__WHAT NEEDS TO BE DONE__. Extract all lines in the data that contain the word "Frau".
--- Start of DATA LISTING ---
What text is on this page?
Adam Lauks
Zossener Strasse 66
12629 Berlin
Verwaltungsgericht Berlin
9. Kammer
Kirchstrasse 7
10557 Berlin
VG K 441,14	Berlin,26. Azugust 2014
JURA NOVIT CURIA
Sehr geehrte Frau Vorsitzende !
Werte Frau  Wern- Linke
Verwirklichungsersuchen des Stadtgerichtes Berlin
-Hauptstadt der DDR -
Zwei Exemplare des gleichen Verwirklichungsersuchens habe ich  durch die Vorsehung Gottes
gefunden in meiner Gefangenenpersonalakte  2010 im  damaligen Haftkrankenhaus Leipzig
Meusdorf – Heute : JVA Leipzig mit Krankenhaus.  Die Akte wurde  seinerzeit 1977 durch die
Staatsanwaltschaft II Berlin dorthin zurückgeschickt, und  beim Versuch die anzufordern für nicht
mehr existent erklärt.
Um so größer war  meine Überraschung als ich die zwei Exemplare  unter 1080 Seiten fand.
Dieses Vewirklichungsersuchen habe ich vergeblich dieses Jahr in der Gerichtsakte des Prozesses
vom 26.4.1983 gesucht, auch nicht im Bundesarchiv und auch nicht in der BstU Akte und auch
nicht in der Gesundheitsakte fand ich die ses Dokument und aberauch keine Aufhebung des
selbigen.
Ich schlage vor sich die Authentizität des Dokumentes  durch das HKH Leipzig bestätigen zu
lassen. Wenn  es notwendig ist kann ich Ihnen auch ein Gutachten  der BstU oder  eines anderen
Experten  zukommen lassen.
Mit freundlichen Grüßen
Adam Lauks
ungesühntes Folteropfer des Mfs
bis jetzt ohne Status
--- End of DATA LISTING ---
__THE OUTPUT__.
Sehr geehrte Frau Vorsitzende !
Werte Frau  Wern- Linke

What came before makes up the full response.